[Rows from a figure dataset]
━━━━━━━━━━

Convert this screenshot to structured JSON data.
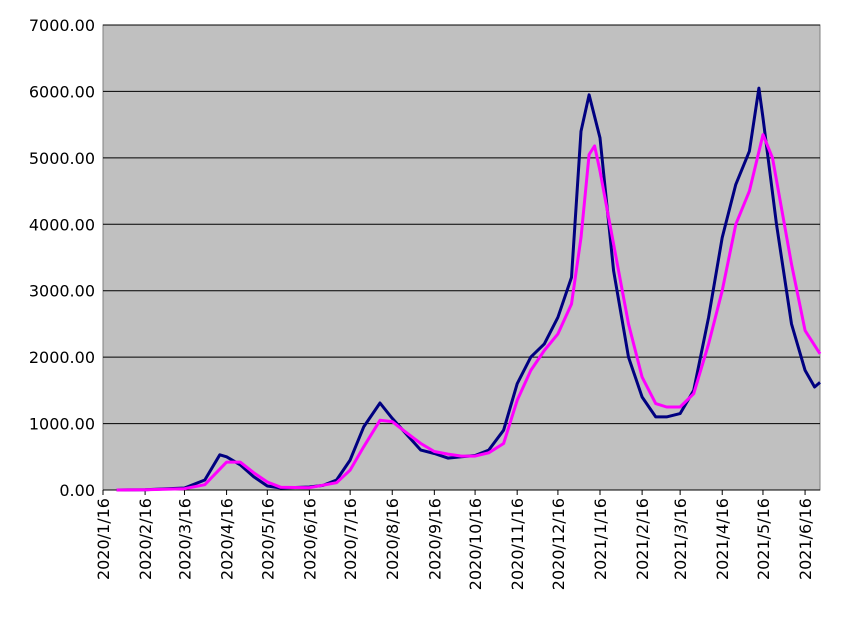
{
  "chart_data": {
    "type": "line",
    "xlim": [
      "2020/1/16",
      "2021/6/27"
    ],
    "xticks": [
      "2020/1/16",
      "2020/2/16",
      "2020/3/16",
      "2020/4/16",
      "2020/5/16",
      "2020/6/16",
      "2020/7/16",
      "2020/8/16",
      "2020/9/16",
      "2020/10/16",
      "2020/11/16",
      "2020/12/16",
      "2021/1/16",
      "2021/2/16",
      "2021/3/16",
      "2021/4/16",
      "2021/5/16",
      "2021/6/16"
    ],
    "ylim": [
      0,
      7000
    ],
    "yticks": [
      {
        "value": 0,
        "label": "0.00"
      },
      {
        "value": 1000,
        "label": "1000.00"
      },
      {
        "value": 2000,
        "label": "2000.00"
      },
      {
        "value": 3000,
        "label": "3000.00"
      },
      {
        "value": 4000,
        "label": "4000.00"
      },
      {
        "value": 5000,
        "label": "5000.00"
      },
      {
        "value": 6000,
        "label": "6000.00"
      },
      {
        "value": 7000,
        "label": "7000.00"
      }
    ],
    "grid": true,
    "series": [
      {
        "color": "#000080",
        "x": [
          "2020/1/26",
          "2020/2/16",
          "2020/3/16",
          "2020/3/31",
          "2020/4/11",
          "2020/4/16",
          "2020/4/26",
          "2020/5/6",
          "2020/5/16",
          "2020/5/26",
          "2020/6/16",
          "2020/6/26",
          "2020/7/6",
          "2020/7/16",
          "2020/7/26",
          "2020/8/7",
          "2020/8/16",
          "2020/8/26",
          "2020/9/6",
          "2020/9/16",
          "2020/9/26",
          "2020/10/6",
          "2020/10/16",
          "2020/10/26",
          "2020/11/6",
          "2020/11/16",
          "2020/11/26",
          "2020/12/6",
          "2020/12/16",
          "2020/12/26",
          "2021/1/2",
          "2021/1/8",
          "2021/1/16",
          "2021/1/26",
          "2021/2/6",
          "2021/2/16",
          "2021/2/26",
          "2021/3/6",
          "2021/3/16",
          "2021/3/26",
          "2021/4/6",
          "2021/4/16",
          "2021/4/26",
          "2021/5/6",
          "2021/5/13",
          "2021/5/16",
          "2021/5/26",
          "2021/6/6",
          "2021/6/16",
          "2021/6/23",
          "2021/6/27"
        ],
        "values": [
          0,
          5,
          30,
          150,
          530,
          500,
          380,
          200,
          60,
          30,
          45,
          70,
          150,
          450,
          950,
          1310,
          1080,
          850,
          600,
          550,
          480,
          500,
          520,
          600,
          900,
          1600,
          2000,
          2200,
          2600,
          3200,
          5400,
          5950,
          5300,
          3300,
          2000,
          1400,
          1100,
          1100,
          1150,
          1500,
          2600,
          3800,
          4600,
          5100,
          6050,
          5600,
          4000,
          2500,
          1800,
          1550,
          1620
        ]
      },
      {
        "color": "#ff00ff",
        "x": [
          "2020/1/26",
          "2020/2/16",
          "2020/3/16",
          "2020/3/31",
          "2020/4/16",
          "2020/4/26",
          "2020/5/6",
          "2020/5/16",
          "2020/5/26",
          "2020/6/16",
          "2020/7/6",
          "2020/7/16",
          "2020/7/26",
          "2020/8/7",
          "2020/8/16",
          "2020/8/26",
          "2020/9/6",
          "2020/9/16",
          "2020/9/26",
          "2020/10/6",
          "2020/10/16",
          "2020/10/26",
          "2020/11/6",
          "2020/11/16",
          "2020/11/26",
          "2020/12/6",
          "2020/12/16",
          "2020/12/26",
          "2021/1/2",
          "2021/1/8",
          "2021/1/12",
          "2021/1/16",
          "2021/1/26",
          "2021/2/6",
          "2021/2/16",
          "2021/2/26",
          "2021/3/6",
          "2021/3/16",
          "2021/3/26",
          "2021/4/6",
          "2021/4/16",
          "2021/4/26",
          "2021/5/6",
          "2021/5/16",
          "2021/5/23",
          "2021/6/6",
          "2021/6/16",
          "2021/6/27"
        ],
        "values": [
          0,
          5,
          20,
          80,
          420,
          420,
          260,
          120,
          40,
          35,
          110,
          300,
          650,
          1050,
          1030,
          870,
          700,
          580,
          540,
          510,
          510,
          560,
          700,
          1350,
          1800,
          2100,
          2350,
          2800,
          3800,
          5050,
          5180,
          4800,
          3700,
          2500,
          1700,
          1300,
          1250,
          1250,
          1450,
          2200,
          3000,
          4000,
          4500,
          5350,
          5000,
          3400,
          2400,
          2050
        ]
      }
    ]
  }
}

━━━━━━━━━━

= What you will do =
Transcribe the listing in full. Omit the pictures and keep every line exact.

= Task output =
Convert this screenshot to structured JSON data.
{
  "chart_data": {
    "type": "line",
    "xlim": [
      "2020/1/16",
      "2021/6/27"
    ],
    "xticks": [
      "2020/1/16",
      "2020/2/16",
      "2020/3/16",
      "2020/4/16",
      "2020/5/16",
      "2020/6/16",
      "2020/7/16",
      "2020/8/16",
      "2020/9/16",
      "2020/10/16",
      "2020/11/16",
      "2020/12/16",
      "2021/1/16",
      "2021/2/16",
      "2021/3/16",
      "2021/4/16",
      "2021/5/16",
      "2021/6/16"
    ],
    "ylim": [
      0,
      7000
    ],
    "yticks": [
      {
        "value": 0,
        "label": "0.00"
      },
      {
        "value": 1000,
        "label": "1000.00"
      },
      {
        "value": 2000,
        "label": "2000.00"
      },
      {
        "value": 3000,
        "label": "3000.00"
      },
      {
        "value": 4000,
        "label": "4000.00"
      },
      {
        "value": 5000,
        "label": "5000.00"
      },
      {
        "value": 6000,
        "label": "6000.00"
      },
      {
        "value": 7000,
        "label": "7000.00"
      }
    ],
    "grid": true,
    "series": [
      {
        "color": "#000080",
        "x": [
          "2020/1/26",
          "2020/2/16",
          "2020/3/16",
          "2020/3/31",
          "2020/4/11",
          "2020/4/16",
          "2020/4/26",
          "2020/5/6",
          "2020/5/16",
          "2020/5/26",
          "2020/6/16",
          "2020/6/26",
          "2020/7/6",
          "2020/7/16",
          "2020/7/26",
          "2020/8/7",
          "2020/8/16",
          "2020/8/26",
          "2020/9/6",
          "2020/9/16",
          "2020/9/26",
          "2020/10/6",
          "2020/10/16",
          "2020/10/26",
          "2020/11/6",
          "2020/11/16",
          "2020/11/26",
          "2020/12/6",
          "2020/12/16",
          "2020/12/26",
          "2021/1/2",
          "2021/1/8",
          "2021/1/16",
          "2021/1/26",
          "2021/2/6",
          "2021/2/16",
          "2021/2/26",
          "2021/3/6",
          "2021/3/16",
          "2021/3/26",
          "2021/4/6",
          "2021/4/16",
          "2021/4/26",
          "2021/5/6",
          "2021/5/13",
          "2021/5/16",
          "2021/5/26",
          "2021/6/6",
          "2021/6/16",
          "2021/6/23",
          "2021/6/27"
        ],
        "values": [
          0,
          5,
          30,
          150,
          530,
          500,
          380,
          200,
          60,
          30,
          45,
          70,
          150,
          450,
          950,
          1310,
          1080,
          850,
          600,
          550,
          480,
          500,
          520,
          600,
          900,
          1600,
          2000,
          2200,
          2600,
          3200,
          5400,
          5950,
          5300,
          3300,
          2000,
          1400,
          1100,
          1100,
          1150,
          1500,
          2600,
          3800,
          4600,
          5100,
          6050,
          5600,
          4000,
          2500,
          1800,
          1550,
          1620
        ]
      },
      {
        "color": "#ff00ff",
        "x": [
          "2020/1/26",
          "2020/2/16",
          "2020/3/16",
          "2020/3/31",
          "2020/4/16",
          "2020/4/26",
          "2020/5/6",
          "2020/5/16",
          "2020/5/26",
          "2020/6/16",
          "2020/7/6",
          "2020/7/16",
          "2020/7/26",
          "2020/8/7",
          "2020/8/16",
          "2020/8/26",
          "2020/9/6",
          "2020/9/16",
          "2020/9/26",
          "2020/10/6",
          "2020/10/16",
          "2020/10/26",
          "2020/11/6",
          "2020/11/16",
          "2020/11/26",
          "2020/12/6",
          "2020/12/16",
          "2020/12/26",
          "2021/1/2",
          "2021/1/8",
          "2021/1/12",
          "2021/1/16",
          "2021/1/26",
          "2021/2/6",
          "2021/2/16",
          "2021/2/26",
          "2021/3/6",
          "2021/3/16",
          "2021/3/26",
          "2021/4/6",
          "2021/4/16",
          "2021/4/26",
          "2021/5/6",
          "2021/5/16",
          "2021/5/23",
          "2021/6/6",
          "2021/6/16",
          "2021/6/27"
        ],
        "values": [
          0,
          5,
          20,
          80,
          420,
          420,
          260,
          120,
          40,
          35,
          110,
          300,
          650,
          1050,
          1030,
          870,
          700,
          580,
          540,
          510,
          510,
          560,
          700,
          1350,
          1800,
          2100,
          2350,
          2800,
          3800,
          5050,
          5180,
          4800,
          3700,
          2500,
          1700,
          1300,
          1250,
          1250,
          1450,
          2200,
          3000,
          4000,
          4500,
          5350,
          5000,
          3400,
          2400,
          2050
        ]
      }
    ]
  }
}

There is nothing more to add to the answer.